What is asked
Could you write out the records below exactly as they appear, leaving out any pictures?

Data shown

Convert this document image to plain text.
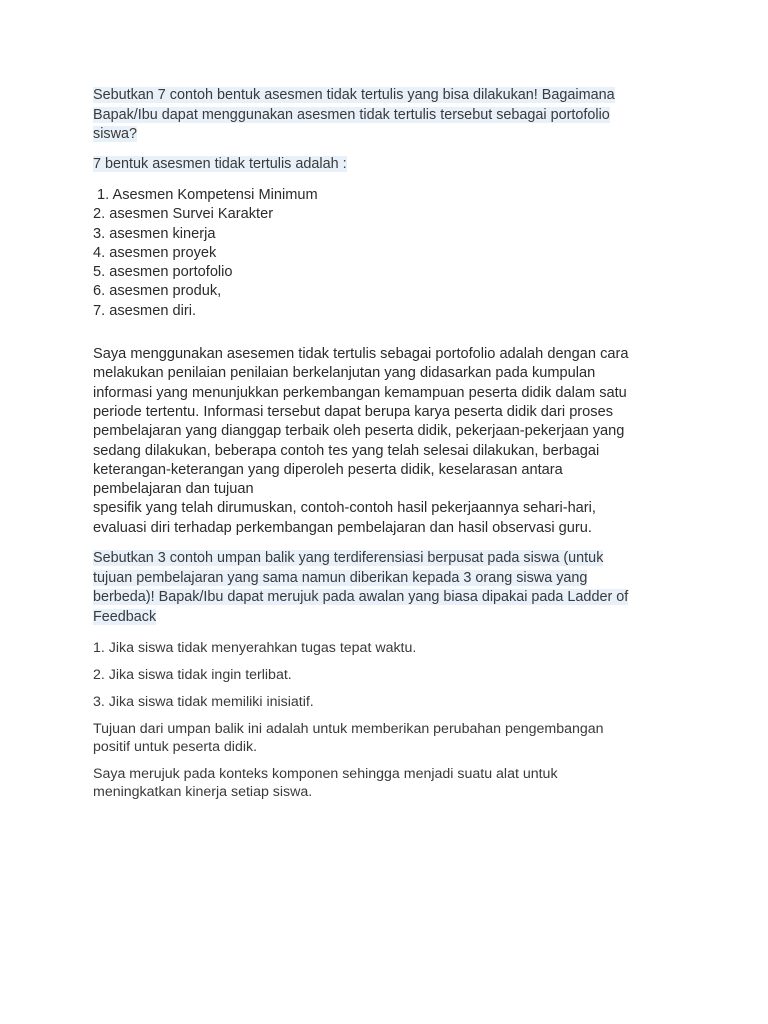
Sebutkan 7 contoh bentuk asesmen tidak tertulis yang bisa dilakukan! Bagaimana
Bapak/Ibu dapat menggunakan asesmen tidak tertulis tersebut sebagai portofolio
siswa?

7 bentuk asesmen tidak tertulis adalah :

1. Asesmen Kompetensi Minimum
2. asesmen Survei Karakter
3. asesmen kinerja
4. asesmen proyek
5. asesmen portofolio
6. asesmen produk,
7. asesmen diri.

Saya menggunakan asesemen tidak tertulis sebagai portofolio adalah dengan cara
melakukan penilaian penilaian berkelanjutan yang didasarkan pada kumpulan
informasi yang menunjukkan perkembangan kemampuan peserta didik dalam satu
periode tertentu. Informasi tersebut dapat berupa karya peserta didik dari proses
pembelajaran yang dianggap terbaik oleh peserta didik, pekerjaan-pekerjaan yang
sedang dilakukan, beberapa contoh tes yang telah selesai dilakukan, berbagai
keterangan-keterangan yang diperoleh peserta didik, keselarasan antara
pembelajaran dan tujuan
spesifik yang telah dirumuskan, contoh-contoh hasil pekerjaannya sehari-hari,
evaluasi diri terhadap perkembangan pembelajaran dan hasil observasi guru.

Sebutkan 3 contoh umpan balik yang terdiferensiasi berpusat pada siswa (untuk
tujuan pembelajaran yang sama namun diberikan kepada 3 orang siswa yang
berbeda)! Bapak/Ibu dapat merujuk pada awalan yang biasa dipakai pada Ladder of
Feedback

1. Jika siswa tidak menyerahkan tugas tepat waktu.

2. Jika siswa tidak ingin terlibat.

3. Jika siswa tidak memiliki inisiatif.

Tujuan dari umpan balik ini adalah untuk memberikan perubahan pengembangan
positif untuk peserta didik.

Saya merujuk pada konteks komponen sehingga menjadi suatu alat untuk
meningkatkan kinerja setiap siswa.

Answer to this problem
Convert this document image to plain text.
Sebutkan 7 contoh bentuk asesmen tidak tertulis yang bisa dilakukan! Bagaimana
Bapak/Ibu dapat menggunakan asesmen tidak tertulis tersebut sebagai portofolio
siswa?

7 bentuk asesmen tidak tertulis adalah :

1. Asesmen Kompetensi Minimum
2. asesmen Survei Karakter
3. asesmen kinerja
4. asesmen proyek
5. asesmen portofolio
6. asesmen produk,
7. asesmen diri.

Saya menggunakan asesemen tidak tertulis sebagai portofolio adalah dengan cara
melakukan penilaian penilaian berkelanjutan yang didasarkan pada kumpulan
informasi yang menunjukkan perkembangan kemampuan peserta didik dalam satu
periode tertentu. Informasi tersebut dapat berupa karya peserta didik dari proses
pembelajaran yang dianggap terbaik oleh peserta didik, pekerjaan-pekerjaan yang
sedang dilakukan, beberapa contoh tes yang telah selesai dilakukan, berbagai
keterangan-keterangan yang diperoleh peserta didik, keselarasan antara
pembelajaran dan tujuan
spesifik yang telah dirumuskan, contoh-contoh hasil pekerjaannya sehari-hari,
evaluasi diri terhadap perkembangan pembelajaran dan hasil observasi guru.

Sebutkan 3 contoh umpan balik yang terdiferensiasi berpusat pada siswa (untuk
tujuan pembelajaran yang sama namun diberikan kepada 3 orang siswa yang
berbeda)! Bapak/Ibu dapat merujuk pada awalan yang biasa dipakai pada Ladder of
Feedback

1. Jika siswa tidak menyerahkan tugas tepat waktu.

2. Jika siswa tidak ingin terlibat.

3. Jika siswa tidak memiliki inisiatif.

Tujuan dari umpan balik ini adalah untuk memberikan perubahan pengembangan
positif untuk peserta didik.

Saya merujuk pada konteks komponen sehingga menjadi suatu alat untuk
meningkatkan kinerja setiap siswa.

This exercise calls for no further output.